====== Текст страницы ======

Однако К. Леви-Стросс, и даже Ф. Боас, а до них немецкие романтики, такие как И.Г. Гердер, убедительно и наглядно продемонстрировали радикальную инаковость Другого в конкретности незападных (например, архаических) или «не совсем западных» культур и обществ. Но вход на эту территорию прочно забаррикадирован для тех, кто несет в себе прививку западного универсализма во всех его формах — от откровенно расистских (в духе ранних антропологов-эволюционистов типа Э. Тэйлора или Л. Моргана, не говоря уже о Ж. Гобино) до либеральных, марксистских и даже постмодернистских. Поэтому ученики Ф. Боаса Сепир и Уорф столь категоричны в отношении невозможности перевода: чтобы перевести с одного на другое, надо иметь глубинный опыт другого, а это требует, в свою очередь, схватывание своего как чего-то арбитрарного и релятивного, допускающего конкретные альтернативы. По Ф. Боасу, эта способность есть базовое требование к профессиональному антропологу, который должен быть прежде всего полностью свободным от всякого универсализма, т. е. от расизма. Антрополог становится в таком случае чем-то исключительным; но даже при соответствии этому требованию он все же, скорее всего, рано или поздно проявит западный этноцентризм — например, в теориях прав человека, в призывах к толерантности, в мультикультурализме или индивидуализме. Ризома тоже есть западный концепт, равно как и Dasein[2].

======

Инструкции к заданиям –
**1)** Какое требование, согласно тексту об инаковости Другого, Ф. Боас предъявлял к профессиональному антропологу?
**2)** Продолжите текст об инаковости Другого и западном универсализме, начав сразу после его последнего предложения.
Для выполнения заданий материал не понадобится.

====== Предоставленные материалы ======

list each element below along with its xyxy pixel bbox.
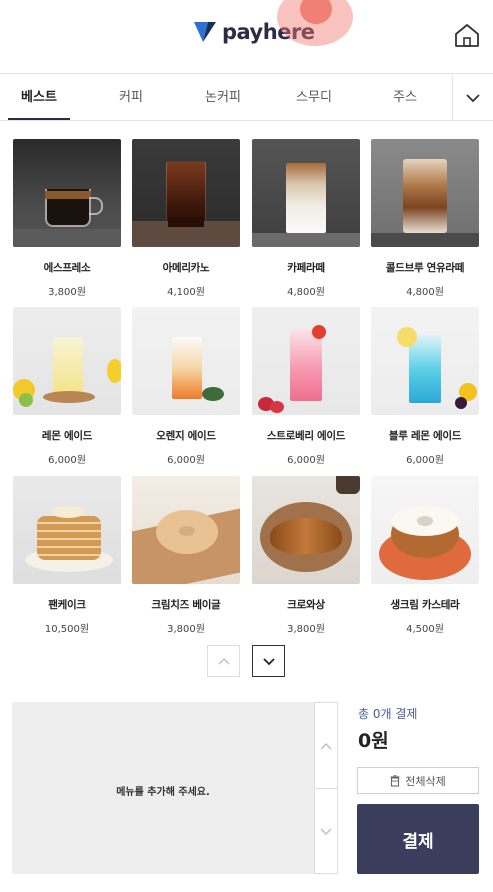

======

Ответы по заданиям –
**1)** Антрополог должен быть прежде всего полностью свободным от всякого универсализма, то есть от расизма.

**2)**
Итак, перевод начинается там, где наличествует такое отношение к двум языкам (культурам, обществам), которое проистекает из глубокой включенности в оба из них и искусно сопоставляет метафорические, контекстуальные и морфологические структуры, довольствуясь уровнем креативных аналогий и не претендуя ни на какую строгость. Перевести корректно текст с языка на язык столь же трудно, как описать словами музыку или передать живопись музыкальной мелодией.

Первый шаг к переводу — отказ от ложной убежденности в существовании универсального разума. Разум всегда локален и представляет собой конкретную рациональность. Рациональность плюральна и воплощена в культуре, обществе, языке. Между различными рациональностями нет общей меры — нет ни универсальной матрицы, ни набора внеязыковых предметов, т. к. само представление о внешнем мире, о субъекте и объекте суть социокультурные и исторические концепции. Поэтому перевод должен строиться на тщательной «густой дескрипции»[3] (К. Гирц) конкретной рациональности, локализованной в истории и в культурном пространстве. Язык, на который (или с которого) мы переводим, всегда есть моментальный срез, имеющий прошлое и будущее (поддающиеся семантическому анализу), находящийся в окружении других языков, которые, в свою очередь, представляют собой моментальные срезы, также имеющие семантические измерения по диахронической шкале.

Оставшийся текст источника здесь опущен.